-- Start of SUPPLIED MATERIAL --

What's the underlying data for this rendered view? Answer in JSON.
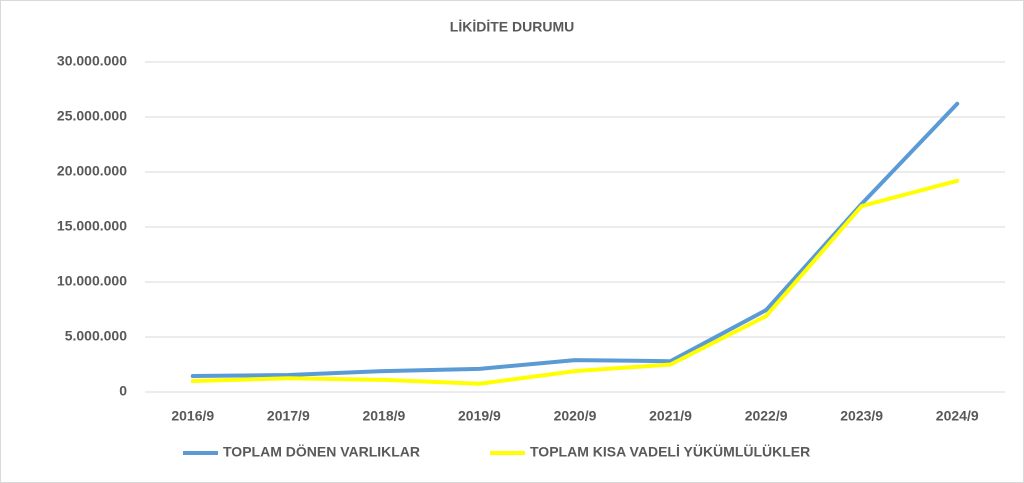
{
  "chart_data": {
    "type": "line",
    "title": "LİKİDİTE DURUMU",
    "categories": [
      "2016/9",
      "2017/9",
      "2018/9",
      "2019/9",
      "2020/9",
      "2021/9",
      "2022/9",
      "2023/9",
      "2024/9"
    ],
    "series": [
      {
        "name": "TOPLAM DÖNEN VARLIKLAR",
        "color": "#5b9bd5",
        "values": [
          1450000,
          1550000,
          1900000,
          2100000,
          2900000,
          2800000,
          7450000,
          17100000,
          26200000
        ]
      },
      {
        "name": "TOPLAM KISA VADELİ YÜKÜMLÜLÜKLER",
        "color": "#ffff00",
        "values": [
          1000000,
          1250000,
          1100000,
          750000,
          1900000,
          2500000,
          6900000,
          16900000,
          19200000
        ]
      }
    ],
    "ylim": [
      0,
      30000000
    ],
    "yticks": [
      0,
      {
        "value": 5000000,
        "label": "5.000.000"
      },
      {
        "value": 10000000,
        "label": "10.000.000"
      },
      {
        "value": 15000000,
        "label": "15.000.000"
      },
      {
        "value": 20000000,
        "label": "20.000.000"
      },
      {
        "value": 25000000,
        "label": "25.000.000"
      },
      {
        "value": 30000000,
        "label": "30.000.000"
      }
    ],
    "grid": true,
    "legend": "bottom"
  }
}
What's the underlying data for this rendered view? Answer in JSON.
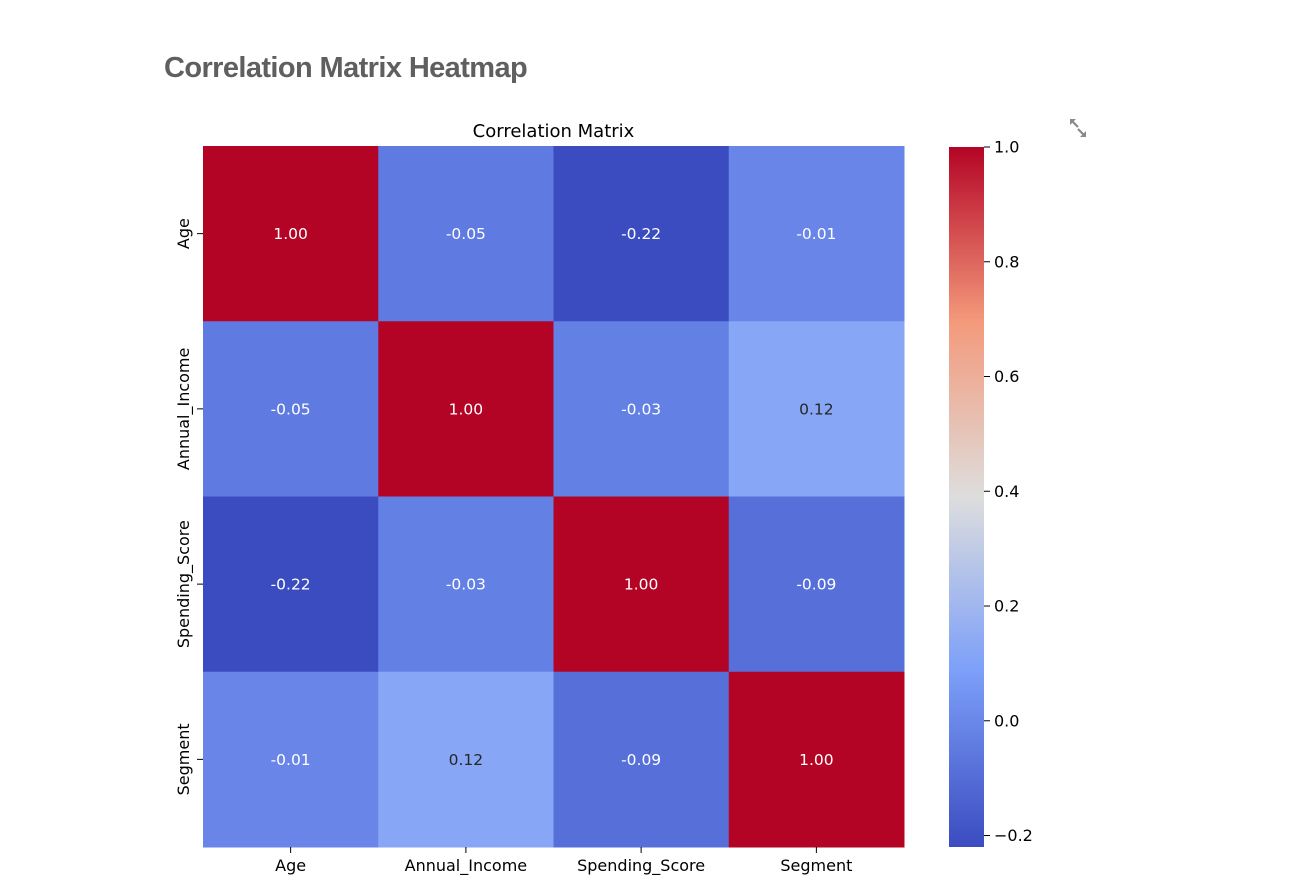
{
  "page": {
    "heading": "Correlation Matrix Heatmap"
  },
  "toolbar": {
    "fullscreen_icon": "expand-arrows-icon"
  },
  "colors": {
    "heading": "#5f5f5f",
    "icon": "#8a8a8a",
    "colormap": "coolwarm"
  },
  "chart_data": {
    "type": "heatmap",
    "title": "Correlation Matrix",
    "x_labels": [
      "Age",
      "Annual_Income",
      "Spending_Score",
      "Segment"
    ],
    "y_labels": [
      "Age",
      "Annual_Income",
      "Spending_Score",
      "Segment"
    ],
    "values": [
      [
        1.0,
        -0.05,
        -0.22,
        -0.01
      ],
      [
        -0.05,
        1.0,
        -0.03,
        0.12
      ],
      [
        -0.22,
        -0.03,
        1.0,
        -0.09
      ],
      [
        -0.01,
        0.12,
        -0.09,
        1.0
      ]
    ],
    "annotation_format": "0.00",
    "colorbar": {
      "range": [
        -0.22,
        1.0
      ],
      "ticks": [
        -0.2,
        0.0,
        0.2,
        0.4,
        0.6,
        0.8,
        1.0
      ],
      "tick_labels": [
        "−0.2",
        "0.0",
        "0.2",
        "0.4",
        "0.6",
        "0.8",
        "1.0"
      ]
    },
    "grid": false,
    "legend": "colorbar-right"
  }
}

-- End of SUPPLIED MATERIAL --
-- Start of SUPPLIED MATERIAL --

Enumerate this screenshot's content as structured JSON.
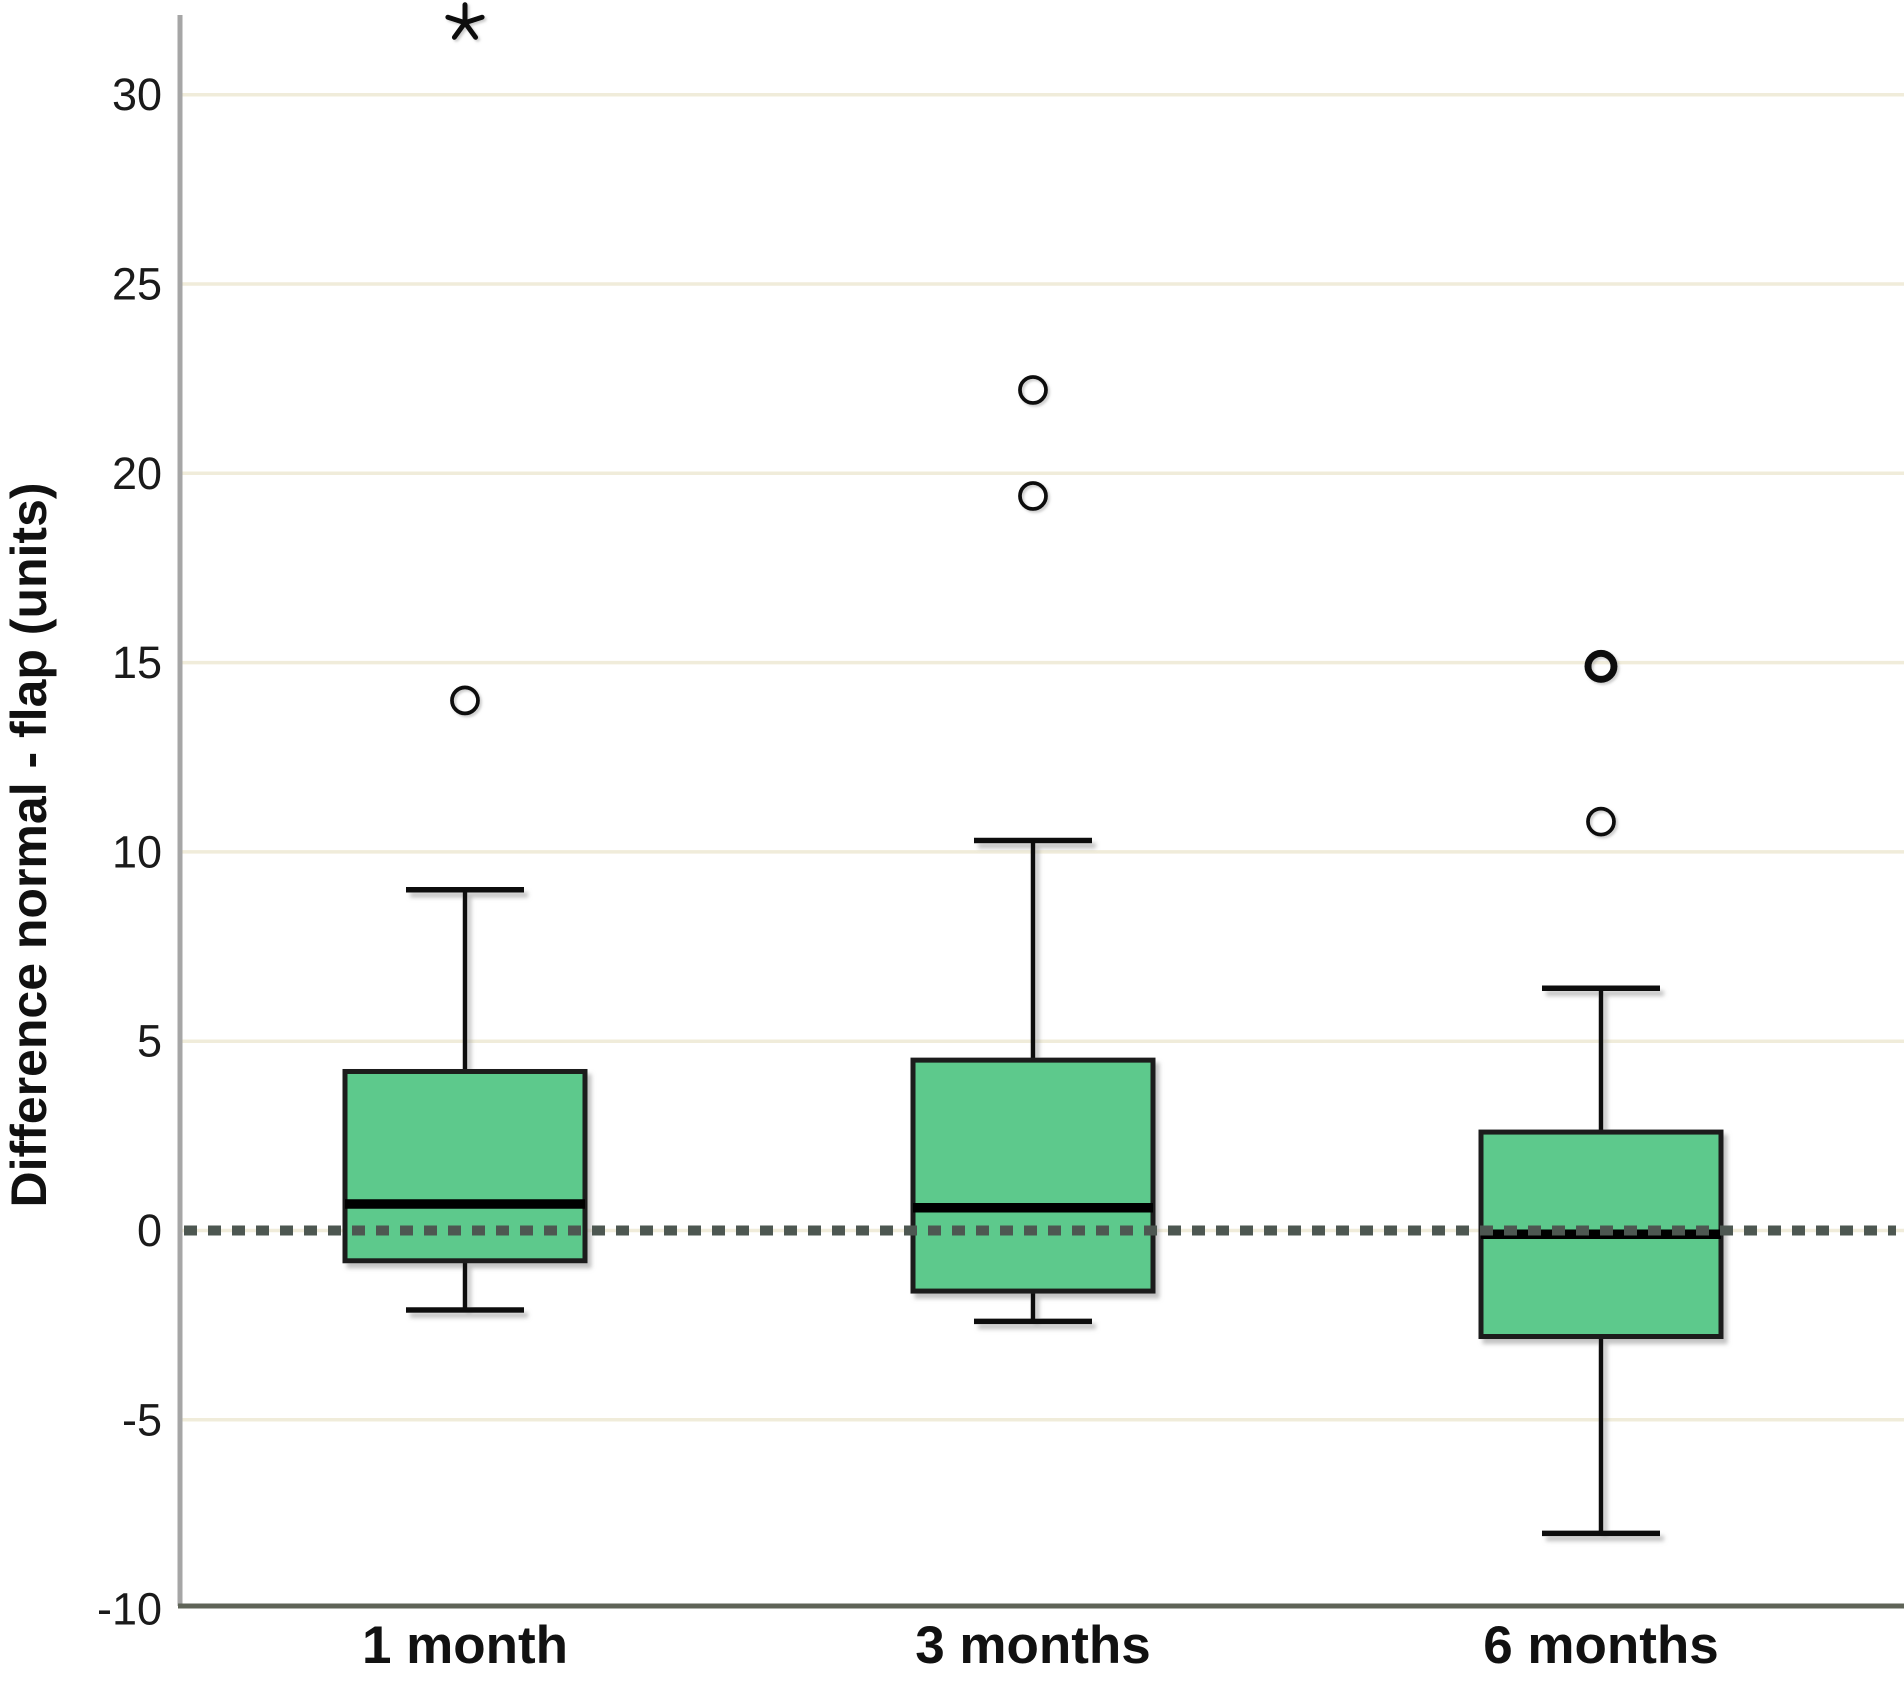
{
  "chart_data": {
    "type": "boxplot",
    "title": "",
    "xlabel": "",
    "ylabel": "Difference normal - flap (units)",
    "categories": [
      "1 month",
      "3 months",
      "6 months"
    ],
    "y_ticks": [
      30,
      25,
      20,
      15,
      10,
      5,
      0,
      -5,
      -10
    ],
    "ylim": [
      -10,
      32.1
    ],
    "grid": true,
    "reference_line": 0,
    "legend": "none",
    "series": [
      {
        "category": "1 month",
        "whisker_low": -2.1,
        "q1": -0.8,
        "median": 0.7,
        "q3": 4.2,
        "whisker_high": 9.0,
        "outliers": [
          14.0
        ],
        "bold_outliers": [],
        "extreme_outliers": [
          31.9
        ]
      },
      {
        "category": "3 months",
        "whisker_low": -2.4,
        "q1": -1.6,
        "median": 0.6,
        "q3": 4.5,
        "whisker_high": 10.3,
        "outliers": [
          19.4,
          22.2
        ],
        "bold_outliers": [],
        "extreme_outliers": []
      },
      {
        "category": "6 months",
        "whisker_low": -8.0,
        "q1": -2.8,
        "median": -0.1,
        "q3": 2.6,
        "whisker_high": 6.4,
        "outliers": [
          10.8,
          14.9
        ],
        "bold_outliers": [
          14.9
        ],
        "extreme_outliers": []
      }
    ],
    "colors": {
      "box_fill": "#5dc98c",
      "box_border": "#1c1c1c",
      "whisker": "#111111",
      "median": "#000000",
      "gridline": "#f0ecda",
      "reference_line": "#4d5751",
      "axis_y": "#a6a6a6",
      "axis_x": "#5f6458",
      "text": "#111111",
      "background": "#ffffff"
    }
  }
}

-- End of SUPPLIED MATERIAL --
-- Start of SUPPLIED MATERIAL --

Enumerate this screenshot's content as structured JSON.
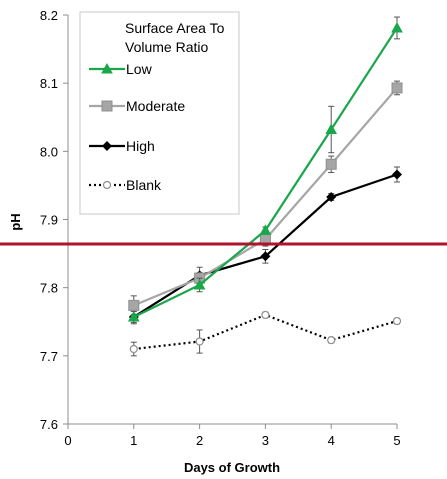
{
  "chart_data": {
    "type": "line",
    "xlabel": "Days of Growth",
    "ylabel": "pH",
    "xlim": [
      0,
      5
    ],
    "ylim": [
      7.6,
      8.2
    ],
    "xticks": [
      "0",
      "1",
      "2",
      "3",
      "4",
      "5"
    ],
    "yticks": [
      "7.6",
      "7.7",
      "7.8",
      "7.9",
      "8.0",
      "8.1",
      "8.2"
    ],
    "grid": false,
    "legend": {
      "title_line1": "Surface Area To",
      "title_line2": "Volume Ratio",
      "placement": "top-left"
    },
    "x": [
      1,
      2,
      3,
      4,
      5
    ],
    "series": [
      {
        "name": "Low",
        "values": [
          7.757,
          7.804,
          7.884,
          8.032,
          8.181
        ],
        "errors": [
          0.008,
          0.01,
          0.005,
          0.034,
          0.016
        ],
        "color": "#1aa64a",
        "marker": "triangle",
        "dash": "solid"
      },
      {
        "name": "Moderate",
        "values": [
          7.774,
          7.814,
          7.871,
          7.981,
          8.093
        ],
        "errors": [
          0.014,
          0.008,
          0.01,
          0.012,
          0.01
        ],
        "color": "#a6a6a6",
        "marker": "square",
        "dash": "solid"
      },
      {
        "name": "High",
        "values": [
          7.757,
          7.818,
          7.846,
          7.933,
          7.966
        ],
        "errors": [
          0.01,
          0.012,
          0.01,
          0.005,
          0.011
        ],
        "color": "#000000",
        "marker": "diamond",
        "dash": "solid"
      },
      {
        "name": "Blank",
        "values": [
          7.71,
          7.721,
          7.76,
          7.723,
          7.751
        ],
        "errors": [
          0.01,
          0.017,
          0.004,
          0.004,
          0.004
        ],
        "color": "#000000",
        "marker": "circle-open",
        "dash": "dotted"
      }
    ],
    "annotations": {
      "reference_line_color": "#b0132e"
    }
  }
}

-- End of SUPPLIED MATERIAL --

Copy out every line with the word "category".

        "category": "1 month",
        "category": "3 months",
        "category": "6 months",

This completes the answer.